**Selection:**
Yeah, food and fuel. I mean it's a fantastic framing as well. And I'm curious to know though, how many financial brands have taken the time to run these numbers? Because it's right there. A lot of this transactional data is right there and a lot of it's going to be on a card most likely, whether it be debit or credit. Cash is obviously going to be near impossible to try to identify. But then you could also maybe make a hypothesis around like ATM, where are those ATM transactions coming from?

 

Anne Legg:

The sources you're going to pull from are going to be even transactional, like you said, debit and credit, but you're also going to have payments as well. The payments ebb and flow. So you're going to see a lot of pieces around there that will give you enough to be heuristic. And if you're heuristic then you can start going back and validating and refuting.

 

James Robert Lay:

Well see this gets into a deeper lens of something that I've been having some conversations with financial brands around what I have framed as digital anthropology because you're almost studying the patterns of people and how they buy, how they spend, how they live, how they drive. Back to those four problems that financial brands can solve for, speaking about solving problems, you mentioned people capability internally and I'm finding more and more that there's a massive need for cultural transformation, maybe even deeper than that, human transformation for financial brands to maximize their digital growth potential through data. So when it comes to data strategy, what are some benchmarks? How can a financial brand benchmark their current state of what you call their data culture? What should we be aware of? What should we be looking for here?

**Work to do:**
Reproduce the transcript passage verbatim, from "Well see this" to "looking for here?", inclusive.

**Provided material:**
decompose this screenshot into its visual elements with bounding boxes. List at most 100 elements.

**Final result:**
Well see this gets into a deeper lens of something that I've been having some conversations with financial brands around what I have framed as digital anthropology because you're almost studying the patterns of people and how they buy, how they spend, how they live, how they drive. Back to those four problems that financial brands can solve for, speaking about solving problems, you mentioned people capability internally and I'm finding more and more that there's a massive need for cultural transformation, maybe even deeper than that, human transformation for financial brands to maximize their digital growth potential through data. So when it comes to data strategy, what are some benchmarks? How can a financial brand benchmark their current state of what you call their data culture? What should we be aware of? What should we be looking for here?